--- Begin ---

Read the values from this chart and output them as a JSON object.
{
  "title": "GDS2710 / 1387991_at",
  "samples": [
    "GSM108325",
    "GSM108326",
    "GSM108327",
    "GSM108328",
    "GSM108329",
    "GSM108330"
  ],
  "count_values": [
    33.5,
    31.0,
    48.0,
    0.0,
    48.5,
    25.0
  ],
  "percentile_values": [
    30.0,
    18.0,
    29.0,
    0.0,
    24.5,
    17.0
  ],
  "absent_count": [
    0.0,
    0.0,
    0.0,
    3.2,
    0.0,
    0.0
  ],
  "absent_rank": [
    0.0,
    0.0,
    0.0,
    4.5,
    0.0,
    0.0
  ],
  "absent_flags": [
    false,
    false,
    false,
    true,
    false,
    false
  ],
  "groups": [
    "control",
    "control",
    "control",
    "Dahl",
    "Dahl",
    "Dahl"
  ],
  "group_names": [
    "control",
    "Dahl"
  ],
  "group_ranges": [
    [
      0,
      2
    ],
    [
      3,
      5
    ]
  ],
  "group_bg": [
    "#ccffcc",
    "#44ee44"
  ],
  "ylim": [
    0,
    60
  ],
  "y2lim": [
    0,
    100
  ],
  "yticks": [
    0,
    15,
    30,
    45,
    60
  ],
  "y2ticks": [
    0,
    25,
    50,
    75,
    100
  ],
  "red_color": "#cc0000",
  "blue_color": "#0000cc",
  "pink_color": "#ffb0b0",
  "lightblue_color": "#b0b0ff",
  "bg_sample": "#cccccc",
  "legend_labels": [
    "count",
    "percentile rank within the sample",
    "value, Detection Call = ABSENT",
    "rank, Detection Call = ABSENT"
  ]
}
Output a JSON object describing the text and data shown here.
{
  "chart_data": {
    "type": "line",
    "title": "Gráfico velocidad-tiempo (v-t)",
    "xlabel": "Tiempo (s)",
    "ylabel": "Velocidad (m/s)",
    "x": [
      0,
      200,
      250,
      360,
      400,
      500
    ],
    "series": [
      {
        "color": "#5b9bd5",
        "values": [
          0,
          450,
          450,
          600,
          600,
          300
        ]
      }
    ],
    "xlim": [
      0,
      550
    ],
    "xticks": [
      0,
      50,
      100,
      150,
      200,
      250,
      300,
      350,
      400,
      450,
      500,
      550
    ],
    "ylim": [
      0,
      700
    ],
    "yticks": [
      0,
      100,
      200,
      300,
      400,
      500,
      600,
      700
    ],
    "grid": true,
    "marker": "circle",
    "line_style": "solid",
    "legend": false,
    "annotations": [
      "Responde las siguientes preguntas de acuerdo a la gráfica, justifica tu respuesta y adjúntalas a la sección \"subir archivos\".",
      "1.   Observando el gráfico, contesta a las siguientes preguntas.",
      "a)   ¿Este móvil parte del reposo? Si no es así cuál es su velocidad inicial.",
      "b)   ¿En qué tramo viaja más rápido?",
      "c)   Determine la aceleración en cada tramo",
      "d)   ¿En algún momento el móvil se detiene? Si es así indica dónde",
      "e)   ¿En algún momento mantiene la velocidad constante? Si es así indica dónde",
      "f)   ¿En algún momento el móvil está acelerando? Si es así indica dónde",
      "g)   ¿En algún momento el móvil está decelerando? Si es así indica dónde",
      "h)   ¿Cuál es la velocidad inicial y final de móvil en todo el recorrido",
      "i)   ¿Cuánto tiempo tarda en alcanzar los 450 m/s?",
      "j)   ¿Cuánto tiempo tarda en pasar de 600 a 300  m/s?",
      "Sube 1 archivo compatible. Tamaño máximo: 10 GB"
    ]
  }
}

--- End ---
--- Begin ---

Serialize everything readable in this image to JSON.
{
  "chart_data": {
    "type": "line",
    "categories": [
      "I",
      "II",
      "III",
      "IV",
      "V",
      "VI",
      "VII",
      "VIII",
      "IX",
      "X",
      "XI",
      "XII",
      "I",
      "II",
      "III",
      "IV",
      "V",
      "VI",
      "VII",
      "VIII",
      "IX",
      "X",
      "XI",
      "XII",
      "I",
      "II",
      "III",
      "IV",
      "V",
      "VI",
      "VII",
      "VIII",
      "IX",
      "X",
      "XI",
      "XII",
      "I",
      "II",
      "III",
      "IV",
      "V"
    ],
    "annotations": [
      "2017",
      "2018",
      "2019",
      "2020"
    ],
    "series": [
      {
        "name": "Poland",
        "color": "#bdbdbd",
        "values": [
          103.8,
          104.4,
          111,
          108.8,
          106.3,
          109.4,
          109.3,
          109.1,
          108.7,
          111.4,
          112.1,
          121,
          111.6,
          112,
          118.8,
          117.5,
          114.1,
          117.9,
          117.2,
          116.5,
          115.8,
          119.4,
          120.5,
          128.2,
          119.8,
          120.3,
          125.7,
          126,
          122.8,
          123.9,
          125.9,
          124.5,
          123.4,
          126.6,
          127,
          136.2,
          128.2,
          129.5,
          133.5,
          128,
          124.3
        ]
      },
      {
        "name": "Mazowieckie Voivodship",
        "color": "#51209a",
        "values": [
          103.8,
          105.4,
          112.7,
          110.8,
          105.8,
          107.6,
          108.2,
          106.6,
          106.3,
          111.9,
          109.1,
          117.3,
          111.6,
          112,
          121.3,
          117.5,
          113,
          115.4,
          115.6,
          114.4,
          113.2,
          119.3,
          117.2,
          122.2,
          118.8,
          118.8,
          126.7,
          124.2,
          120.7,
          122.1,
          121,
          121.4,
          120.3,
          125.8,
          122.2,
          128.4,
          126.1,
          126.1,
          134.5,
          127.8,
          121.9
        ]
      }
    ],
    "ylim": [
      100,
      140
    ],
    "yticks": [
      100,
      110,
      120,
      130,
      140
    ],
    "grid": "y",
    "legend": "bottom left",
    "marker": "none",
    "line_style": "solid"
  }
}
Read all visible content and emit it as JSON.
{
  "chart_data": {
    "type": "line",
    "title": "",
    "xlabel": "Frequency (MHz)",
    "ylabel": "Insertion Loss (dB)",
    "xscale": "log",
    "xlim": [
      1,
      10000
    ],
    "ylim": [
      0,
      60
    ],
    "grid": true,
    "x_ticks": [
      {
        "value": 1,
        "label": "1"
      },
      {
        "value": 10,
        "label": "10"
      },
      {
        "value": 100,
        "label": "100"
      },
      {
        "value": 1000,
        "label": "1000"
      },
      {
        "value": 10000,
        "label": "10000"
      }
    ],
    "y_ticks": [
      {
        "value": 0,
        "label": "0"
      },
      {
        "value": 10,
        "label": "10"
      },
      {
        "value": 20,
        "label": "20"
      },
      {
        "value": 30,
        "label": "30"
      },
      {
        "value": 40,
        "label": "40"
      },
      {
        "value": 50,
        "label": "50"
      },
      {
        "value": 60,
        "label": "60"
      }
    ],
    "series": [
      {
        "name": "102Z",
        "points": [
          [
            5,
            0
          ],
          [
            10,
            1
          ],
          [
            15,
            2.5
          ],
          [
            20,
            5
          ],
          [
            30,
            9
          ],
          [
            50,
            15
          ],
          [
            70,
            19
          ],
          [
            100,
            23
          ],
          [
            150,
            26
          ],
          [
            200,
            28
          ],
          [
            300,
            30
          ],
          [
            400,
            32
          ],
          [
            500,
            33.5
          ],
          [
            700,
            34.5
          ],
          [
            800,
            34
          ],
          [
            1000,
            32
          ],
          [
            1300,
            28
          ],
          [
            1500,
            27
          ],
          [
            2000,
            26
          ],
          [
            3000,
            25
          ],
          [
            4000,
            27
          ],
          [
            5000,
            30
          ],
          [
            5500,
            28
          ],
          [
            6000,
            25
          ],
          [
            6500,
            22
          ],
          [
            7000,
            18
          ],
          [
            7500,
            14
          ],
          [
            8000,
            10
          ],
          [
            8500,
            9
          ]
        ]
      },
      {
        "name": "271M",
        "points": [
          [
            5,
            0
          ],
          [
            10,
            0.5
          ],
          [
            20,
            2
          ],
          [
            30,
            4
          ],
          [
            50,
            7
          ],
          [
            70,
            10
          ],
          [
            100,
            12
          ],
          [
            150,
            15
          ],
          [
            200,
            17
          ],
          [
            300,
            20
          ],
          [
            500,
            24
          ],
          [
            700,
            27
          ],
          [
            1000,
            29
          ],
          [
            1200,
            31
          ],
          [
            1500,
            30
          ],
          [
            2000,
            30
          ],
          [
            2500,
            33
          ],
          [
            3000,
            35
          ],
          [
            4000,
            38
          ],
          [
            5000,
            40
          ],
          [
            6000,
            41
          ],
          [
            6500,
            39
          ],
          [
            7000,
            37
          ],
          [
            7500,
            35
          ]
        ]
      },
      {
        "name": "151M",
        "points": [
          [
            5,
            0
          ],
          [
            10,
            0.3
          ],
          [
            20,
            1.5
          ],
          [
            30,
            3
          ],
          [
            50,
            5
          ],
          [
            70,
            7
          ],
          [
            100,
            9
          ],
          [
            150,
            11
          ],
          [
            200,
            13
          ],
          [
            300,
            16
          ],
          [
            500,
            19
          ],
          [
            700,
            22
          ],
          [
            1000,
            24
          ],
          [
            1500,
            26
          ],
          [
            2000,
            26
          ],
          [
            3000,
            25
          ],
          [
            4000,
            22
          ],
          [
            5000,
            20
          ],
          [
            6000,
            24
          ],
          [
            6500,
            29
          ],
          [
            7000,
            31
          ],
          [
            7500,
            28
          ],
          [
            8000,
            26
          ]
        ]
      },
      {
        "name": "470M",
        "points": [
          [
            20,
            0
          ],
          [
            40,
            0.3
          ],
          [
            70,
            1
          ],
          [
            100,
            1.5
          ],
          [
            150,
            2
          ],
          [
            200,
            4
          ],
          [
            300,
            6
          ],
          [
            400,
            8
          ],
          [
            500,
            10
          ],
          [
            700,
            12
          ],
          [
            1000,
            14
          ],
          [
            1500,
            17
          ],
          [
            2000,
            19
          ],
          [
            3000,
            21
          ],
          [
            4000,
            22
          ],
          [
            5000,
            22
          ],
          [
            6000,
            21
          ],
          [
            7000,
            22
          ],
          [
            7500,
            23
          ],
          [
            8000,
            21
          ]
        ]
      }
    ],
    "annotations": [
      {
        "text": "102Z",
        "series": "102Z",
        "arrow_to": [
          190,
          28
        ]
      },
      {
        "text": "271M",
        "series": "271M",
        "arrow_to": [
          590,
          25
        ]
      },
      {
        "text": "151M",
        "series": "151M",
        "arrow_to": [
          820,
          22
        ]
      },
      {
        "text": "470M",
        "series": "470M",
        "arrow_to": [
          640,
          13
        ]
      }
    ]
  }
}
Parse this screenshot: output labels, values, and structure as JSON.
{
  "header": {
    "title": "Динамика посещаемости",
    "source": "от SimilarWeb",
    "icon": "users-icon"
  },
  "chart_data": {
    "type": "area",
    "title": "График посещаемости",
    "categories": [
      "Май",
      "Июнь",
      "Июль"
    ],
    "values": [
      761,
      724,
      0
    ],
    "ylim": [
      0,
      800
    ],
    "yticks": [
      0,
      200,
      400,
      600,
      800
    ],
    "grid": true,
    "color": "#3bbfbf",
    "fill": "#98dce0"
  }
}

--- End ---

* **GOAL**: Using the entries above, return each line in which the word "JSON" occurs.

* **RESPONSE TO THIS EXERCISE**:
Read the values from this chart and output them as a JSON object.
Output a JSON object describing the text and data shown here.
Serialize everything readable in this image to JSON.
Read all visible content and emit it as JSON.
Parse this screenshot: output labels, values, and structure as JSON.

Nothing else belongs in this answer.